--- BEGIN EXTRACTED ENTRIES ---
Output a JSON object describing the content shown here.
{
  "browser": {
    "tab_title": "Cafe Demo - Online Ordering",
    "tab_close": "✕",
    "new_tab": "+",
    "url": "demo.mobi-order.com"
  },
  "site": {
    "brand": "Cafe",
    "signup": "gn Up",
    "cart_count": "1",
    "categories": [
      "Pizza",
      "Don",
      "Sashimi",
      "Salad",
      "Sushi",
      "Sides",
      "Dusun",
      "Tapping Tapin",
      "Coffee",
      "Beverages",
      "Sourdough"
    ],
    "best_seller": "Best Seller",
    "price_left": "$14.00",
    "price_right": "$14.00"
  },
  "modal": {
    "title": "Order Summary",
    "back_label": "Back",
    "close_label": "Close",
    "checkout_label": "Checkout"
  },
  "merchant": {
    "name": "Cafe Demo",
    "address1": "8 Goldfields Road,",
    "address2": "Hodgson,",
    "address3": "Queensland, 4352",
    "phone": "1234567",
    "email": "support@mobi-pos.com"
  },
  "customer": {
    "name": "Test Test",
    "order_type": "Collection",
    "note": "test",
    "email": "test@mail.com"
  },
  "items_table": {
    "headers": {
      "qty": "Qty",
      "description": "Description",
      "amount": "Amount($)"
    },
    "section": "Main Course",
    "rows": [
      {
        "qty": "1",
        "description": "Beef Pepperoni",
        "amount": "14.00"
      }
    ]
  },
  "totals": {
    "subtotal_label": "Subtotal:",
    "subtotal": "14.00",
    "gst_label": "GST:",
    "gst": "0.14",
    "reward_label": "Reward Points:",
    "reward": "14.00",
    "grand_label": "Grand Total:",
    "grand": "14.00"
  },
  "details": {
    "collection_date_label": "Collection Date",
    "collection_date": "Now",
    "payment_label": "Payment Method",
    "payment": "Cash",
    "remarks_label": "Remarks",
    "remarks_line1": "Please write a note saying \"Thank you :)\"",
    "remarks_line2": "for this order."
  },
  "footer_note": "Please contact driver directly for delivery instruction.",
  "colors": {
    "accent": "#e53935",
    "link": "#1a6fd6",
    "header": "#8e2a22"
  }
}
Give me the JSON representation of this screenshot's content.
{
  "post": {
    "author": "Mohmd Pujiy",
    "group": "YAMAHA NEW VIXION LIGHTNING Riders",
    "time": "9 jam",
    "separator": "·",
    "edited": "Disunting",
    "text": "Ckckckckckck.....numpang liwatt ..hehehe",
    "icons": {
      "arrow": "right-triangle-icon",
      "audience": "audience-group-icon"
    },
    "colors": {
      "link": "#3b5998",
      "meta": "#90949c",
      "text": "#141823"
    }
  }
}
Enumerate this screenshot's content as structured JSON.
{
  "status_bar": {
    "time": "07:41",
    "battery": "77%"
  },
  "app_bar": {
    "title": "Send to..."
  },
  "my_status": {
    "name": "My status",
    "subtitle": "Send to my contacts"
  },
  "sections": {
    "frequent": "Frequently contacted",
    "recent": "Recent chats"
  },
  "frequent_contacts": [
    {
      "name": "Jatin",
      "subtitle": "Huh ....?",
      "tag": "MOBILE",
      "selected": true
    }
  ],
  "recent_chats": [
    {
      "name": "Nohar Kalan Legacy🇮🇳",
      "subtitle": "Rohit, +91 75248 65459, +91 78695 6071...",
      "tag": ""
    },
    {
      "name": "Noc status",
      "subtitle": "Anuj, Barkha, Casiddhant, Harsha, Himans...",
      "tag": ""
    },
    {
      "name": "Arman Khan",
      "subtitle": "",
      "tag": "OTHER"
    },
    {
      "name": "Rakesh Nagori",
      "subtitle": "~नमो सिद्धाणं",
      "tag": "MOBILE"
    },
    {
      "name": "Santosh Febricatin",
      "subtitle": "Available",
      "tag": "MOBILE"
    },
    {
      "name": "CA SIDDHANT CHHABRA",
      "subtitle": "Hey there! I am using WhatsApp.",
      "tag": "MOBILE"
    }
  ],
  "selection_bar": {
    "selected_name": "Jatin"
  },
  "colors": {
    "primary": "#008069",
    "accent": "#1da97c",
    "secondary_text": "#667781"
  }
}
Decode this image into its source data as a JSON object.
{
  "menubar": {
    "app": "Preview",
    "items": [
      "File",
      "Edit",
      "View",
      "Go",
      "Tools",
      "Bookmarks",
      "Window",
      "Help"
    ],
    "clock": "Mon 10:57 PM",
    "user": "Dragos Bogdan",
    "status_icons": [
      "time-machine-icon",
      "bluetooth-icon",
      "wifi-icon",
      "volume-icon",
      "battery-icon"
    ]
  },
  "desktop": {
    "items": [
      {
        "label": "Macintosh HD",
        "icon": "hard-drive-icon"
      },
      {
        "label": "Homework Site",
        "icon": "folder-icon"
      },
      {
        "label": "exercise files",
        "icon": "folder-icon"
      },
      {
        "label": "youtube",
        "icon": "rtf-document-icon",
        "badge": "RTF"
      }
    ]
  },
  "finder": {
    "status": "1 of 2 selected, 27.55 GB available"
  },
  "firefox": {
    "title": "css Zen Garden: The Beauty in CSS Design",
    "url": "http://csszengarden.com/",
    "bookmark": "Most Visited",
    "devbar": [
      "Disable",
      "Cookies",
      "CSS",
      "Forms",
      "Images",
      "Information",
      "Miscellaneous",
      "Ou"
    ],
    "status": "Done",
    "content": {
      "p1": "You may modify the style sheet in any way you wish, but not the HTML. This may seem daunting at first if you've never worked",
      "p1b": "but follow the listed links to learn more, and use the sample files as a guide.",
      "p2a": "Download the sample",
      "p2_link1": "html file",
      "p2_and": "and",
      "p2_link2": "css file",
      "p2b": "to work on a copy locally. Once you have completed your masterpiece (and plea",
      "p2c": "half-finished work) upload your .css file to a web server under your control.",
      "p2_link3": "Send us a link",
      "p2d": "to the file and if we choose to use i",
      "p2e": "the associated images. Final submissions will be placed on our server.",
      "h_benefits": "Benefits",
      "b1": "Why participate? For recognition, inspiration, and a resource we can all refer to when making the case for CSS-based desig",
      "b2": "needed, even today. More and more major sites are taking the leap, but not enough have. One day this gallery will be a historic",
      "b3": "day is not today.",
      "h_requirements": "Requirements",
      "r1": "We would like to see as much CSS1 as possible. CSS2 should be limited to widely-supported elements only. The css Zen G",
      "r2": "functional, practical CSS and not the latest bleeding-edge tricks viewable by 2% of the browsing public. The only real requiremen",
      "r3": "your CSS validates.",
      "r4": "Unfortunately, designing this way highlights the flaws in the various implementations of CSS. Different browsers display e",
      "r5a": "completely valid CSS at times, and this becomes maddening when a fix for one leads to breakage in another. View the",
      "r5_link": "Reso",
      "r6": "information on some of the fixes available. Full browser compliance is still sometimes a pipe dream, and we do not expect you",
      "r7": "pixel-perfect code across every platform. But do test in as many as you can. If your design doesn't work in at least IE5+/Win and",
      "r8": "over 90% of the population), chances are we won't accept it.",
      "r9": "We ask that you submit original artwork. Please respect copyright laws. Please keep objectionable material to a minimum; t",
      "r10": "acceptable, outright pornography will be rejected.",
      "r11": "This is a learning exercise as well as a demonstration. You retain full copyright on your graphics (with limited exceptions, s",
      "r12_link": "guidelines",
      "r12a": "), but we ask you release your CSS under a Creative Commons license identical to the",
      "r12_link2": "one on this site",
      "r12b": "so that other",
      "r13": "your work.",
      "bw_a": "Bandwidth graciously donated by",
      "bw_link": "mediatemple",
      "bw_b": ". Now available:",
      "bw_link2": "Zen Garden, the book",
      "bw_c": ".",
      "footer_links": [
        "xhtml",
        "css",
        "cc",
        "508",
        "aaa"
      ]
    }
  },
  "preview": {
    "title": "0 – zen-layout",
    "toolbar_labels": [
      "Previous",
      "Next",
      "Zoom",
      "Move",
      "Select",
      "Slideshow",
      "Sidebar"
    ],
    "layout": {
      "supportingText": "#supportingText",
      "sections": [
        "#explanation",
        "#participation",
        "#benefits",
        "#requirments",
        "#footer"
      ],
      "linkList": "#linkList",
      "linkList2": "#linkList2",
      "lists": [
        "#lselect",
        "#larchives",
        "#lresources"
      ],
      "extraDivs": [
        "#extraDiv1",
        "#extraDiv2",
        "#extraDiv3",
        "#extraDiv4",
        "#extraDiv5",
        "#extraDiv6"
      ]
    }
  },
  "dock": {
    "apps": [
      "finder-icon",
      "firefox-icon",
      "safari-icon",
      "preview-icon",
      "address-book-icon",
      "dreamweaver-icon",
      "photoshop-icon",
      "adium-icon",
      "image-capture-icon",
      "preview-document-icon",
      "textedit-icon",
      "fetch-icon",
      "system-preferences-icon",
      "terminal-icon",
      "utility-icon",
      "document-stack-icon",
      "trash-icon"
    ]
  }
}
--- END EXTRACTED ENTRIES ---
§ DIRECTIONS: Which lines include the word "screenshot"? List them all.

§ WRITTEN RESPONSE:
Give me the JSON representation of this screenshot's content.
Enumerate this screenshot's content as structured JSON.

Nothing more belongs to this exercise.